* _VORLIEGENDER TEXT_

┌──

# taz.de -- Hamburgs FDP kämpft um 5 Prozent: Liberale Schussfahrt
       
       > Nach dem Desaster in Thüringen versucht sich Hamburgs FDP von der AfD
       > abzugrenzen – und muss um ihren Wiedereinzug in die Bürgerschaft
       > fürchten.
       
 (IMG) Bild: Jedes fünfte Wahlplakat der FDP wurde zerstört oder beschmiert. Dafür hängen neue Vorschläge
       
       Hamburg taz | Anna von Treuenfels-Frowein ist die Anspannung anzumerken.

└──

* _AUFGABEN_
1 > Wie lautet der Abschnitt des Artikels über die Hamburger FDP, der mit den Worten „(IMG) Bild: Jedes" beginnt und mit „die Anspannung anzumerken." endet, wenn man darin „Wahlplakat" durch „Werbeplakat" ersetzt?
2 > Setze den Artikel über den Wahlkampf der Hamburger FDP nach seinem letzten Satz fort.
Die anschließenden Einträge sind eigenständiges Material, das nicht zum Text gehört.

[Ein Datenblock]
┌──

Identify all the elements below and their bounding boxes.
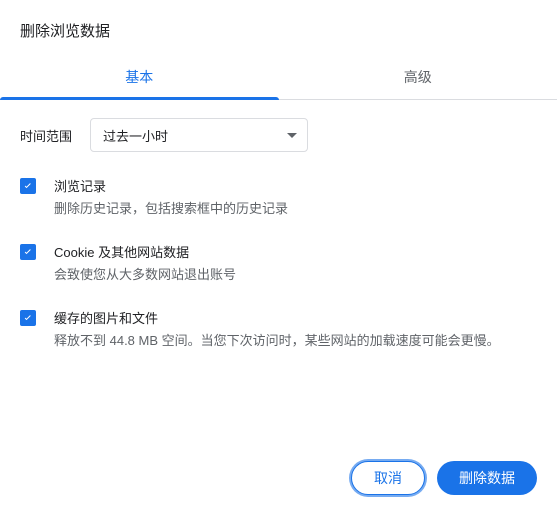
tabs: 基本 高级 [0,57,557,100]
dialog-content: 时间范围 过去一小时 浏览记录 删除历史记录，包括搜索框中的历史记录 Cooki… [0,100,557,445]
checkbox-cookies[interactable] [20,244,36,260]
confirm-button[interactable]: 删除数据 [437,461,537,495]
option-body: Cookie 及其他网站数据 会致使您从大多数网站退出账号 [54,242,537,286]
chevron-down-icon [287,133,297,138]
time-range-select[interactable]: 过去一小时 [90,118,308,152]
option-body: 浏览记录 删除历史记录，包括搜索框中的历史记录 [54,176,537,220]
option-title: 缓存的图片和文件 [54,308,537,327]
option-title: Cookie 及其他网站数据 [54,242,537,261]
option-desc: 删除历史记录，包括搜索框中的历史记录 [54,199,537,220]
option-browsing-history: 浏览记录 删除历史记录，包括搜索框中的历史记录 [20,176,537,220]
option-cached: 缓存的图片和文件 释放不到 44.8 MB 空间。当您下次访问时，某些网站的加载… [20,308,537,352]
time-range-row: 时间范围 过去一小时 [20,118,537,152]
checkmark-icon [22,180,34,192]
dialog-footer: 取消 删除数据 [0,445,557,513]
tab-basic[interactable]: 基本 [0,57,279,99]
option-cookies: Cookie 及其他网站数据 会致使您从大多数网站退出账号 [20,242,537,286]
option-desc: 会致使您从大多数网站退出账号 [54,265,537,286]
time-range-value: 过去一小时 [103,126,168,145]
tab-advanced[interactable]: 高级 [279,57,557,99]
checkmark-icon [22,246,34,258]
dialog-title: 删除浏览数据 [0,0,557,57]
time-range-label: 时间范围 [20,126,72,145]
checkbox-cached[interactable] [20,310,36,326]
checkmark-icon [22,312,34,324]
clear-browsing-data-dialog: 删除浏览数据 基本 高级 时间范围 过去一小时 浏览记录 删除历史记录，包括搜索… [0,0,557,513]
option-title: 浏览记录 [54,176,537,195]
cancel-button[interactable]: 取消 [351,461,425,495]
checkbox-browsing-history[interactable] [20,178,36,194]
option-desc: 释放不到 44.8 MB 空间。当您下次访问时，某些网站的加载速度可能会更慢。 [54,331,537,352]
option-body: 缓存的图片和文件 释放不到 44.8 MB 空间。当您下次访问时，某些网站的加载… [54,308,537,352]
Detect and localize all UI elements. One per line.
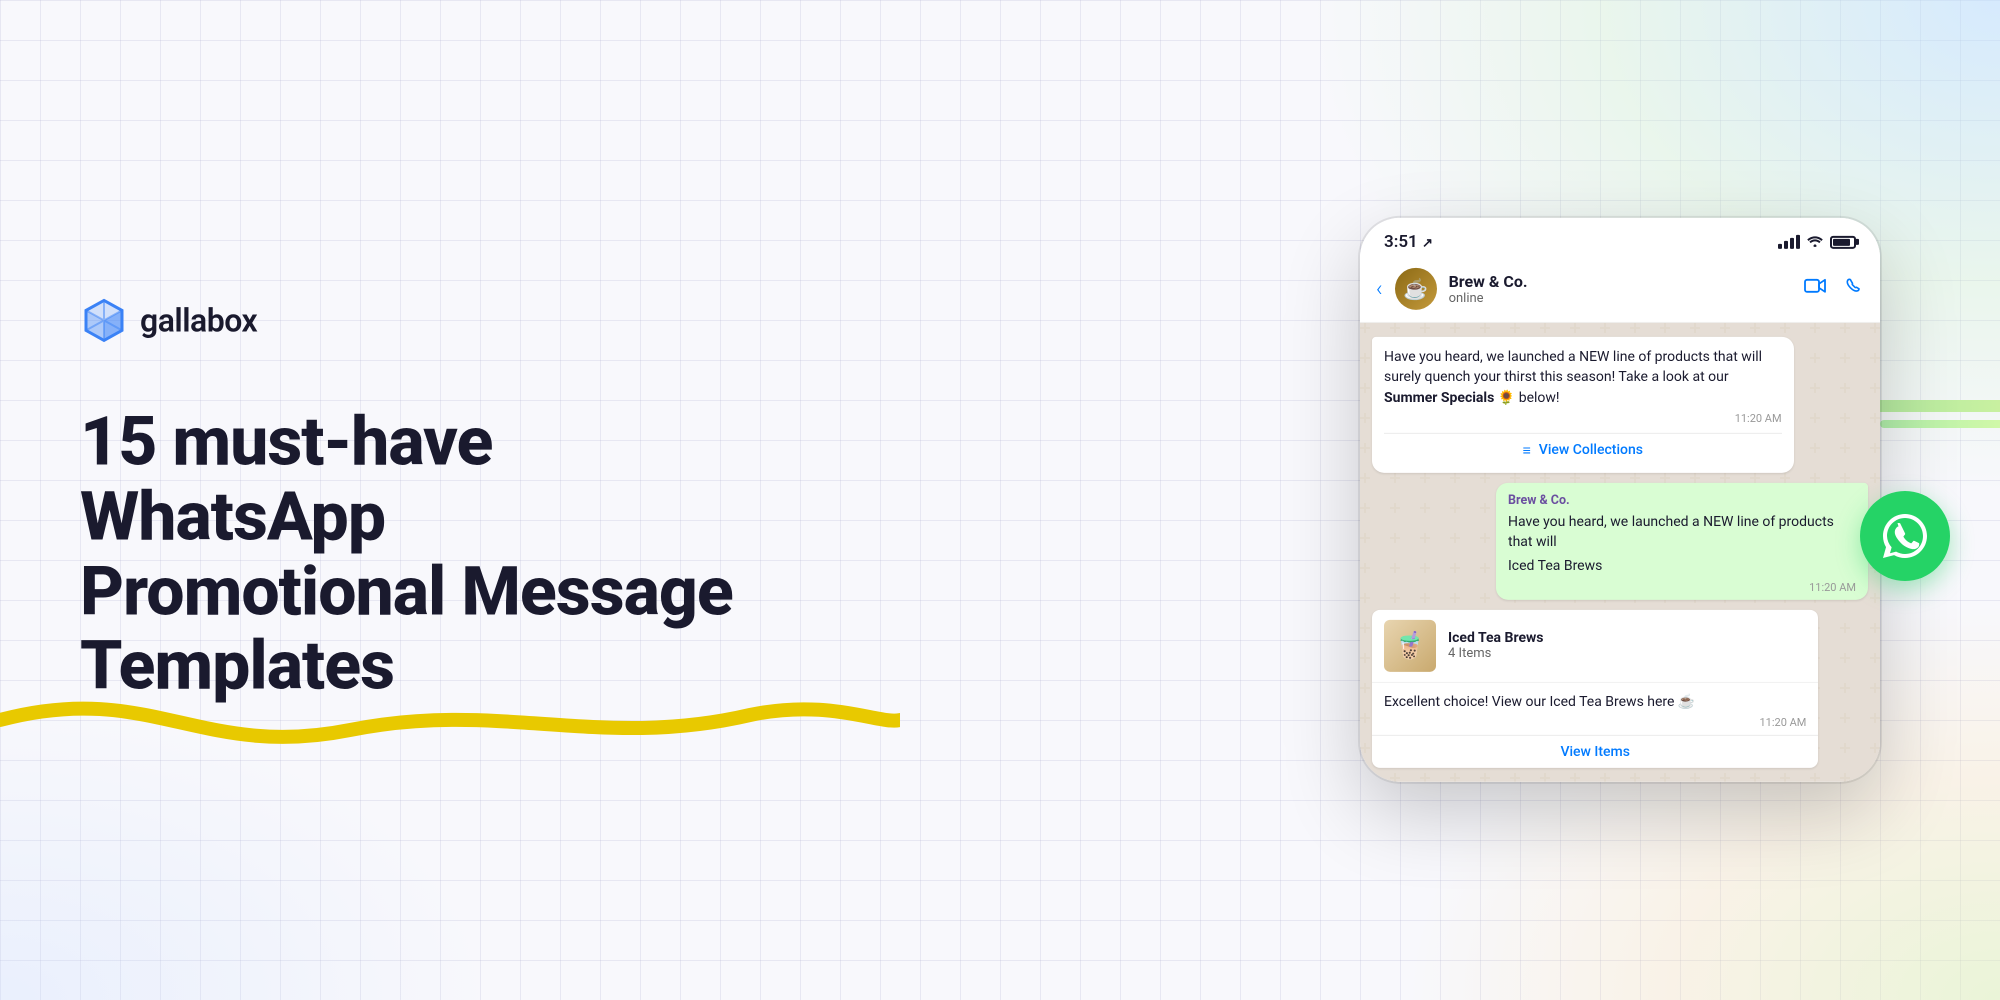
brand-name: gallabox <box>140 301 257 339</box>
status-bar: 3:51 ↗ <box>1360 218 1880 260</box>
catalog-body: Excellent choice! View our Iced Tea Brew… <box>1372 683 1818 736</box>
message-sent-1: Brew & Co. Have you heard, we launched a… <box>1496 483 1868 600</box>
message-time-1: 11:20 AM <box>1384 412 1782 425</box>
logo-area: gallabox <box>80 296 780 344</box>
signal-bars-icon <box>1778 235 1800 249</box>
headline-line2: Promotional Message <box>80 554 780 629</box>
video-call-icon[interactable] <box>1804 277 1826 300</box>
wifi-icon <box>1806 233 1824 250</box>
message-italic-part: Iced Tea Brews <box>1508 556 1856 576</box>
catalog-header: 🧋 Iced Tea Brews 4 Items <box>1372 610 1818 683</box>
whatsapp-logo-icon <box>1879 510 1931 562</box>
catalog-title: Iced Tea Brews <box>1448 630 1544 646</box>
status-icons <box>1778 233 1856 250</box>
headline-line3: Templates <box>80 629 780 704</box>
catalog-info: Iced Tea Brews 4 Items <box>1448 630 1544 661</box>
message-time-sent: 11:20 AM <box>1508 581 1856 594</box>
chat-info: Brew & Co. online <box>1449 272 1792 306</box>
chat-avatar: ☕ <box>1395 268 1437 310</box>
message-text-1: Have you heard, we launched a NEW line o… <box>1384 347 1782 408</box>
back-button[interactable]: ‹ <box>1376 276 1383 301</box>
headline-line1: 15 must-have WhatsApp <box>80 404 780 554</box>
phone-call-icon[interactable] <box>1846 277 1864 300</box>
green-stripe-accent-2 <box>1880 420 2000 428</box>
page-headline: 15 must-have WhatsApp Promotional Messag… <box>80 404 780 703</box>
catalog-items-count: 4 Items <box>1448 646 1544 661</box>
gallabox-logo-icon <box>80 296 128 344</box>
chat-contact-name: Brew & Co. <box>1449 272 1792 291</box>
message-received-1: Have you heard, we launched a NEW line o… <box>1372 337 1794 473</box>
battery-icon <box>1830 235 1856 248</box>
view-collections-button[interactable]: ≡ View Collections <box>1384 433 1782 467</box>
chat-online-status: online <box>1449 291 1792 306</box>
catalog-time: 11:20 AM <box>1384 716 1806 729</box>
status-time: 3:51 ↗ <box>1384 232 1433 252</box>
chat-body: Have you heard, we launched a NEW line o… <box>1360 323 1880 782</box>
catalog-description: Excellent choice! View our Iced Tea Brew… <box>1384 693 1806 713</box>
catalog-thumbnail: 🧋 <box>1384 620 1436 672</box>
message-text-sent: Have you heard, we launched a NEW line o… <box>1508 512 1856 553</box>
message-sender: Brew & Co. <box>1508 493 1856 508</box>
chat-header: ‹ ☕ Brew & Co. online <box>1360 260 1880 323</box>
whatsapp-icon-bubble <box>1860 491 1950 581</box>
phone-mockup-container: 3:51 ↗ <box>1360 218 1880 782</box>
view-items-button[interactable]: View Items <box>1372 735 1818 768</box>
left-content: gallabox 15 must-have WhatsApp Promotion… <box>80 296 780 703</box>
chat-action-icons <box>1804 277 1864 300</box>
phone-frame: 3:51 ↗ <box>1360 218 1880 782</box>
catalog-card: 🧋 Iced Tea Brews 4 Items Excellent choic… <box>1372 610 1818 769</box>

└──

* _LÖSUNGEN_
1 >
(IMG) Bild: Jedes fünfte Werbeplakat der FDP wurde zerstört oder beschmiert. Dafür hängen neue Vorschläge
       
       Hamburg taz | Anna von Treuenfels-Frowein ist die Anspannung anzumerken.

2 >
       Die 57-jährige Lederjackenträgerin mit dem Blankeneser Schick hat es
       aufgegeben, ihr [1][Image als coole und ungemein lässige Spitzenkandidatin]
       der Liberalen weiter zu polieren. Seit vergangener Woche, seit Thüringen
       ist alles anders. [2][Seit diesem 5. Februar kämpft auch die Hamburger FDP,
       kämpft Treuenfels um ihr politisches Überleben.] Die sicher geglaubten 5
       Prozent, die für den Wiedereinzug in die Bürgerschaft reichen, sind in
       weite Ferne gerückt. Wie ein Orkan ohne Vorwarnung wirbelt die
       Kemmerich-Wahl zum Thüringer Ministerpräsidenten die Hamburger FDP kräftig
       durcheinander.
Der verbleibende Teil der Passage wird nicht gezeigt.